◆ Problem description:
Scan the following material for the string "screenshot" and copy each line in which it appears.

◆ Listing:
┌────────
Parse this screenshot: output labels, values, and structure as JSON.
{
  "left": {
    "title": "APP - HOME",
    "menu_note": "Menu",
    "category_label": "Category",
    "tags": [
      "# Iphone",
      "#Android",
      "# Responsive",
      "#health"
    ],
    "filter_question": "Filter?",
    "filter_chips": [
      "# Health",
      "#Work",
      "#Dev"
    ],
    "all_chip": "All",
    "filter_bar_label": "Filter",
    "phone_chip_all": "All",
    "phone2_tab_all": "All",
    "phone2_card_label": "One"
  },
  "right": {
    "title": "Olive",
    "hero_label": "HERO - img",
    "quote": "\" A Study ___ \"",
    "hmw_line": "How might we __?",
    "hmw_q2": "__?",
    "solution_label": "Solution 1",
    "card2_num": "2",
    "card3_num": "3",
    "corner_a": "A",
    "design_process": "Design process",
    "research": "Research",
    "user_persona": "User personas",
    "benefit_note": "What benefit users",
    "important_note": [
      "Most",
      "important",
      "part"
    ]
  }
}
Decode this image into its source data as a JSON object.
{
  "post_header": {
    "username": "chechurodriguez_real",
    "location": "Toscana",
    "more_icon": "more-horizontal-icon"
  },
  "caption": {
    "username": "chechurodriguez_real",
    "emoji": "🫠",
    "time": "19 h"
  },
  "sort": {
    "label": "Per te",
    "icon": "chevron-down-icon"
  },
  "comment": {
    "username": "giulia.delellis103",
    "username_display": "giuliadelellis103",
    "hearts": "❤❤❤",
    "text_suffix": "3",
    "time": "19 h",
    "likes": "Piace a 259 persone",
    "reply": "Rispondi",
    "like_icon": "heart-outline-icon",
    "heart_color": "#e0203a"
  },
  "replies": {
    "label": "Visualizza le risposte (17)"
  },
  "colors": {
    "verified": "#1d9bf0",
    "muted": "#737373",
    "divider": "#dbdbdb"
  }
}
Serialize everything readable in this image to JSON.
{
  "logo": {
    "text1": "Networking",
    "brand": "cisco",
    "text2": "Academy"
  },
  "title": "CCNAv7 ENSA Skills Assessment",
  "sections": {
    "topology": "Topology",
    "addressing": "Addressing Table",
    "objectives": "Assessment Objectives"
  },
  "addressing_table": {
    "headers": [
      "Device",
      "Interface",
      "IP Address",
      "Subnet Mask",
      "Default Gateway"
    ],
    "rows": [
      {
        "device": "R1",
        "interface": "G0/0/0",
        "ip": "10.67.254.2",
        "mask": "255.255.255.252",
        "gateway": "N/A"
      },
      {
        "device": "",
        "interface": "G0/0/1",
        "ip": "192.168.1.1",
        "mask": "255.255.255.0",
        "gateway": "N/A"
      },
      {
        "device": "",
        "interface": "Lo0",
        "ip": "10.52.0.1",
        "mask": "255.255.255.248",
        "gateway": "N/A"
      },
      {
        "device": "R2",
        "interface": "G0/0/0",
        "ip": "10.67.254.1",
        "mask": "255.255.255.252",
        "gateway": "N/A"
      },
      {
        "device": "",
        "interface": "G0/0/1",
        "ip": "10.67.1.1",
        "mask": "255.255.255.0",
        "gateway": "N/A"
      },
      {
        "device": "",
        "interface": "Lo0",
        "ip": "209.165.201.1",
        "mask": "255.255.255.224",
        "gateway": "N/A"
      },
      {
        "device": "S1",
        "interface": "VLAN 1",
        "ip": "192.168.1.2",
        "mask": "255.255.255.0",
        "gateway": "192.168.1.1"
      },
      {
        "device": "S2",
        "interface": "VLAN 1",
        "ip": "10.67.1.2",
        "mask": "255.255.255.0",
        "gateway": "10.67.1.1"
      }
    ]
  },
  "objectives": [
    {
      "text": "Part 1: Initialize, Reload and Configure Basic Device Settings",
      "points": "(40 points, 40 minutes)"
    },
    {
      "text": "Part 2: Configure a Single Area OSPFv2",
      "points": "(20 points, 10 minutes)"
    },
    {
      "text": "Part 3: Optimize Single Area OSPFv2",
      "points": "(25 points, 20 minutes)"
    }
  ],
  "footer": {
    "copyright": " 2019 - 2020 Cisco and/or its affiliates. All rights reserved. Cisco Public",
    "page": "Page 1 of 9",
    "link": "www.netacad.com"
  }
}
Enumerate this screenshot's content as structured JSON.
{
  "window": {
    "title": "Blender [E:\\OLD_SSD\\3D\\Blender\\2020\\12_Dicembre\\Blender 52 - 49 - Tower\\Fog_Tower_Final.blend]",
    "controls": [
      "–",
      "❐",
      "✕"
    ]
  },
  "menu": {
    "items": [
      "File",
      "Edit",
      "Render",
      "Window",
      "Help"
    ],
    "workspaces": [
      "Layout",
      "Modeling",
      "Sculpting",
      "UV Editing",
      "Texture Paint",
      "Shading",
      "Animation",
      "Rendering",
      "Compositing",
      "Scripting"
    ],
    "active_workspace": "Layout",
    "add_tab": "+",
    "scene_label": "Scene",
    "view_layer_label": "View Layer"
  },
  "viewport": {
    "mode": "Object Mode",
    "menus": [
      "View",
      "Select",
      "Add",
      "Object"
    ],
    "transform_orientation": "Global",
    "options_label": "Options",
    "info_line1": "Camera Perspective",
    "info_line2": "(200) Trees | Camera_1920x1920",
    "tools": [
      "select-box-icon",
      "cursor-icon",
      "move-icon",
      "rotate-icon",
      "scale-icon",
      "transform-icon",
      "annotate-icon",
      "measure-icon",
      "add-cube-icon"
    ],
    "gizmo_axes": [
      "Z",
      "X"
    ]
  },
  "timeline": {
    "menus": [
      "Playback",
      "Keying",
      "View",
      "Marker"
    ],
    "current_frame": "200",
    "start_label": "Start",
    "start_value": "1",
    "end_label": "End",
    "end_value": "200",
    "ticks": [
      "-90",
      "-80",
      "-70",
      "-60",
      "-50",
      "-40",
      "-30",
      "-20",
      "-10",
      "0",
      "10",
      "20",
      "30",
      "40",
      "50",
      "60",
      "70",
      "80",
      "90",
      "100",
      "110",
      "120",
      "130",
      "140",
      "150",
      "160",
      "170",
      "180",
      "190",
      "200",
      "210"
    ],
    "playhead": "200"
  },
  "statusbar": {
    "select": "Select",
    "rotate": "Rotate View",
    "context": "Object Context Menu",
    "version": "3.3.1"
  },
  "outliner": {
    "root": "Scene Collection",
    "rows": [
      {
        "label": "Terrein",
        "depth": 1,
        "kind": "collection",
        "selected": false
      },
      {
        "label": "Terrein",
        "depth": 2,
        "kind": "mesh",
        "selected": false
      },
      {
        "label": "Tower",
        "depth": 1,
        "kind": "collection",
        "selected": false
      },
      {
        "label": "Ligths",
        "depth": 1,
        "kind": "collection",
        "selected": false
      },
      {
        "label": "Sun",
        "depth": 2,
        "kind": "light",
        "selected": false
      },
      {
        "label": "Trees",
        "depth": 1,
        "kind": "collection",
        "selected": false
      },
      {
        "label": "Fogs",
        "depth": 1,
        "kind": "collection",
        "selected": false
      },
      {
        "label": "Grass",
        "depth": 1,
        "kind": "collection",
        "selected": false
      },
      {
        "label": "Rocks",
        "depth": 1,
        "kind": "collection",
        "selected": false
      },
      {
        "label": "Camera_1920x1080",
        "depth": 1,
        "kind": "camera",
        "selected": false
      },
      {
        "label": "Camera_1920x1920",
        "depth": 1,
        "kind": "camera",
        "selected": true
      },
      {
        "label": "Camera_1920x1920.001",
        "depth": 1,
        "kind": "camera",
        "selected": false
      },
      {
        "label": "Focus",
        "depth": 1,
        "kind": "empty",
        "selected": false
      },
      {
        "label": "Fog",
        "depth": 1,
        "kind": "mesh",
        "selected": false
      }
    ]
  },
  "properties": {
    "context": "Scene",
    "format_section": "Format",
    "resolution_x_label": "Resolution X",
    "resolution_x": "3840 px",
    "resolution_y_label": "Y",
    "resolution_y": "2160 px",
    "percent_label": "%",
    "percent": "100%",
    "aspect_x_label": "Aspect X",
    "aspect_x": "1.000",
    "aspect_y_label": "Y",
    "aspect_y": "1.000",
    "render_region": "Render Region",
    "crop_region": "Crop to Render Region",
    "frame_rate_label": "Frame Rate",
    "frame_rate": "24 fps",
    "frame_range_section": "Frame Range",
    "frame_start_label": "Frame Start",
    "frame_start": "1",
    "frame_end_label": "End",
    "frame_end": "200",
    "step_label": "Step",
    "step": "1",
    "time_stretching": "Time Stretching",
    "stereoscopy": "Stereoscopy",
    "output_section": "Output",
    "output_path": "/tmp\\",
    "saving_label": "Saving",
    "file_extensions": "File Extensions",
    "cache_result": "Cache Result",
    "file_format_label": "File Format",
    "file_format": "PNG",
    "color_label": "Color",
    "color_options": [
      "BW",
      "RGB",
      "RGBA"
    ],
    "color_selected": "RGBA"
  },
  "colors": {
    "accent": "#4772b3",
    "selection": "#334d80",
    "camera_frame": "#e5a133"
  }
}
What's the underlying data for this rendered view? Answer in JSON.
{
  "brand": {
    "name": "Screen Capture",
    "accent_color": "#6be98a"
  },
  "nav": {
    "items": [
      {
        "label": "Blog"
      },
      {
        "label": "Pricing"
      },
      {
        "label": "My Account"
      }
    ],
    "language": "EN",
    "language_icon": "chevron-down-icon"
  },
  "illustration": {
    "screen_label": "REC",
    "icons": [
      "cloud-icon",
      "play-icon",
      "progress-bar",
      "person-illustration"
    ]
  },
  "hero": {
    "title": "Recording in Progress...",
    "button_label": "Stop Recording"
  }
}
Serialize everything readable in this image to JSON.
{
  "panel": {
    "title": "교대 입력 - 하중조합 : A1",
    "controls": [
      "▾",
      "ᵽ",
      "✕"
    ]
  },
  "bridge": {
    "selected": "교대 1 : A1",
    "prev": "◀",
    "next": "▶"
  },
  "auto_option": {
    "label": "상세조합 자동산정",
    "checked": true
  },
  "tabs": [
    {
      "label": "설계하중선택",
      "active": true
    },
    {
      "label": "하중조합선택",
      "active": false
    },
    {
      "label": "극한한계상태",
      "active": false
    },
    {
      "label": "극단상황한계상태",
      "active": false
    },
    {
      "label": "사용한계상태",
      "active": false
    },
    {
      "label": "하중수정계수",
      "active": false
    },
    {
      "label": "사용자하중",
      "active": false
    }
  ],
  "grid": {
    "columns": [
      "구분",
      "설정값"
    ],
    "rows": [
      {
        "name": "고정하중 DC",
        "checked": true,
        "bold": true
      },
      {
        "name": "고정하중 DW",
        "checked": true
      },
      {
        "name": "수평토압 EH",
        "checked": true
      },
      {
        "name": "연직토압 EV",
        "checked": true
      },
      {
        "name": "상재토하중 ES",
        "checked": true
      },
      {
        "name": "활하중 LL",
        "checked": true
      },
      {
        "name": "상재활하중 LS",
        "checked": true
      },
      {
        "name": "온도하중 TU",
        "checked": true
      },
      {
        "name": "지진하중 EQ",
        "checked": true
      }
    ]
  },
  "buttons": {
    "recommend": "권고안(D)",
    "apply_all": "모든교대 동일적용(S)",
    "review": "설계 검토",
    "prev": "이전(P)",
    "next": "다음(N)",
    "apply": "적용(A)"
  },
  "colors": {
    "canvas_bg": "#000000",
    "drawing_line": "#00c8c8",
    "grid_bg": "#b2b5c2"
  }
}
└────────
◆ Answer:
Parse this screenshot: output labels, values, and structure as JSON.
Enumerate this screenshot's content as structured JSON.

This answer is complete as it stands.